■ **Problem**:
Provide only the number of lines where "operations" occurs.

Figure record extracts

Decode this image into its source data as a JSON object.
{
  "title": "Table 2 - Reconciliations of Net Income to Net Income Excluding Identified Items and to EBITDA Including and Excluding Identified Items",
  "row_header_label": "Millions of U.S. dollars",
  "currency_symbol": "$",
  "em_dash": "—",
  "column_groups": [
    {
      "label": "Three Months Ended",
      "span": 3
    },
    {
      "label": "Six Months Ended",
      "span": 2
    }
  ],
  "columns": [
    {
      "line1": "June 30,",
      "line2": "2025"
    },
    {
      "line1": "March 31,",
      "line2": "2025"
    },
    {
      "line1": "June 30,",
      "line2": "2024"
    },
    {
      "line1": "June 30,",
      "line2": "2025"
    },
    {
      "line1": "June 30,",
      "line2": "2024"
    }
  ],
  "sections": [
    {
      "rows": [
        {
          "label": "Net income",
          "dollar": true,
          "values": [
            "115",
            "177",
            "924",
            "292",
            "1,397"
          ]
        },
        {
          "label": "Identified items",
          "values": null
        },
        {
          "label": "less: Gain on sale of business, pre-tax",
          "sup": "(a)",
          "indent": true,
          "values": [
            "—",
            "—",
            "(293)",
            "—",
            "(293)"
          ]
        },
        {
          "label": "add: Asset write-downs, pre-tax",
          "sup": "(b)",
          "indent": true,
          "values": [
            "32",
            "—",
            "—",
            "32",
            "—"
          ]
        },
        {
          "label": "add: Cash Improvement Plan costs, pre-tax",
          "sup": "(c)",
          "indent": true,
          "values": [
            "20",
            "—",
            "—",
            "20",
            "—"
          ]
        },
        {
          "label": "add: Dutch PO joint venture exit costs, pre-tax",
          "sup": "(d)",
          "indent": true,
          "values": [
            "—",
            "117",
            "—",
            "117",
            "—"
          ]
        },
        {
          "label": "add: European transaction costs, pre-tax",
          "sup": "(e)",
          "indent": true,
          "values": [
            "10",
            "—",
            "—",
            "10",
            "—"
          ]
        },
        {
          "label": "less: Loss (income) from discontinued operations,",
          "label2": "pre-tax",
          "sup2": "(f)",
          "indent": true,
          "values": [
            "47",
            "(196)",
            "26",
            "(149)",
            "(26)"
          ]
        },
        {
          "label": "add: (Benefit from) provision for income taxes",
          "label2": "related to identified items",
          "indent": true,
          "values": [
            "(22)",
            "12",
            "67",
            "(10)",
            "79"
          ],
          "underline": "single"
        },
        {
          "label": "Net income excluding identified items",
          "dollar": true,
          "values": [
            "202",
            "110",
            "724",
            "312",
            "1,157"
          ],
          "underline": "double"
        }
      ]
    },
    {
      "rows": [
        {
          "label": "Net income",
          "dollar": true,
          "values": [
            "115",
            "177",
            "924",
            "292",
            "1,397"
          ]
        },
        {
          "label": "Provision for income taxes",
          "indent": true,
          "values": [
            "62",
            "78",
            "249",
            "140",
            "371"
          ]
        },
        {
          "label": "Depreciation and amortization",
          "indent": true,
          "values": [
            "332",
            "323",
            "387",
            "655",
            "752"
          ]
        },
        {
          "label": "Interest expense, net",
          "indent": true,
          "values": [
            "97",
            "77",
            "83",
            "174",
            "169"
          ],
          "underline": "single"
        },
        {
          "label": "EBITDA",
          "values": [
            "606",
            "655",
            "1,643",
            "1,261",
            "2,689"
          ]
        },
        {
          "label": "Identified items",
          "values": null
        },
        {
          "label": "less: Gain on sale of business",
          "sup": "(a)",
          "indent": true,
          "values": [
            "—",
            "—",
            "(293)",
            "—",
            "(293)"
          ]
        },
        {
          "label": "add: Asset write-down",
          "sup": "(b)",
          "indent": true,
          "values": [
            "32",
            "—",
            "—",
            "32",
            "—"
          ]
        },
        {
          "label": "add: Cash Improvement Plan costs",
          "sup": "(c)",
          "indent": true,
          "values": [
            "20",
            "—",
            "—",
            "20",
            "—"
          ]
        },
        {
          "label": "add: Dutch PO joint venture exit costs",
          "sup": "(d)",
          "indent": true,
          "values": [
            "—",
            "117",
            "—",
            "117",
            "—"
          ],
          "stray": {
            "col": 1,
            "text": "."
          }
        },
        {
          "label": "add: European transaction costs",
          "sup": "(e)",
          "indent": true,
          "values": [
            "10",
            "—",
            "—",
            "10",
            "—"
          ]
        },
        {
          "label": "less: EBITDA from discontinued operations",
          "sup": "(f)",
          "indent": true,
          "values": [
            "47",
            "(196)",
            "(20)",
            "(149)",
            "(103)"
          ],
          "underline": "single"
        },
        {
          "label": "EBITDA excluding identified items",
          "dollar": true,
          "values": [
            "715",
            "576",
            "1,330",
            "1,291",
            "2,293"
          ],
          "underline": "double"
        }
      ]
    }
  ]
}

■ **In response**:
2